[What the task requires]: Report all lines holding "title".

Extracted records:

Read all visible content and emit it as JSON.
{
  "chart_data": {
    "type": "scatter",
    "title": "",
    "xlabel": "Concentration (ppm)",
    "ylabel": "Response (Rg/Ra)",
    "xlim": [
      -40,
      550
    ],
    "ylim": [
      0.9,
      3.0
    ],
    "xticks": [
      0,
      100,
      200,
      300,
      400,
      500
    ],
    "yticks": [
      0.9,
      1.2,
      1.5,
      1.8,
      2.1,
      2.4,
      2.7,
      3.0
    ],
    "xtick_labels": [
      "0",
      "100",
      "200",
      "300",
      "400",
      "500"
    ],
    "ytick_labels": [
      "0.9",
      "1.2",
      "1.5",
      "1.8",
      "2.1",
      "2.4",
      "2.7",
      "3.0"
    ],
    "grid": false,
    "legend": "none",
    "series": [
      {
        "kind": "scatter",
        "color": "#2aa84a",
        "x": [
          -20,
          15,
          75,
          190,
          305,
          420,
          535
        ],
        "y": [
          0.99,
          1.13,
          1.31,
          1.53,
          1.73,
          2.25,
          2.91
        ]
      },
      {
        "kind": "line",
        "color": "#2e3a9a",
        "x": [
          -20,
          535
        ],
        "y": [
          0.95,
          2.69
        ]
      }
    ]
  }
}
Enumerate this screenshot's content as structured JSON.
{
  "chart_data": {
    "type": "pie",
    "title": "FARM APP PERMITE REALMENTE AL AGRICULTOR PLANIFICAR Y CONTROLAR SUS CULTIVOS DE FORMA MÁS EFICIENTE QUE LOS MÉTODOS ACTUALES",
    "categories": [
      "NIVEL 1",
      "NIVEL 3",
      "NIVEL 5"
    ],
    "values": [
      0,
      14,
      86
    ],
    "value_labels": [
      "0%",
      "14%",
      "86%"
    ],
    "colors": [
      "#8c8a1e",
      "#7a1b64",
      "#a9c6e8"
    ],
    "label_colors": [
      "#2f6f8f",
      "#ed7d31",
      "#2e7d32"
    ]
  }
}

[Written answer]:
    "title": "",
    "title": "FARM APP PERMITE REALMENTE AL AGRICULTOR PLANIFICAR Y CONTROLAR SUS CULTIVOS DE FORMA MÁS EFICIENTE QUE LOS MÉTODOS ACTUALES",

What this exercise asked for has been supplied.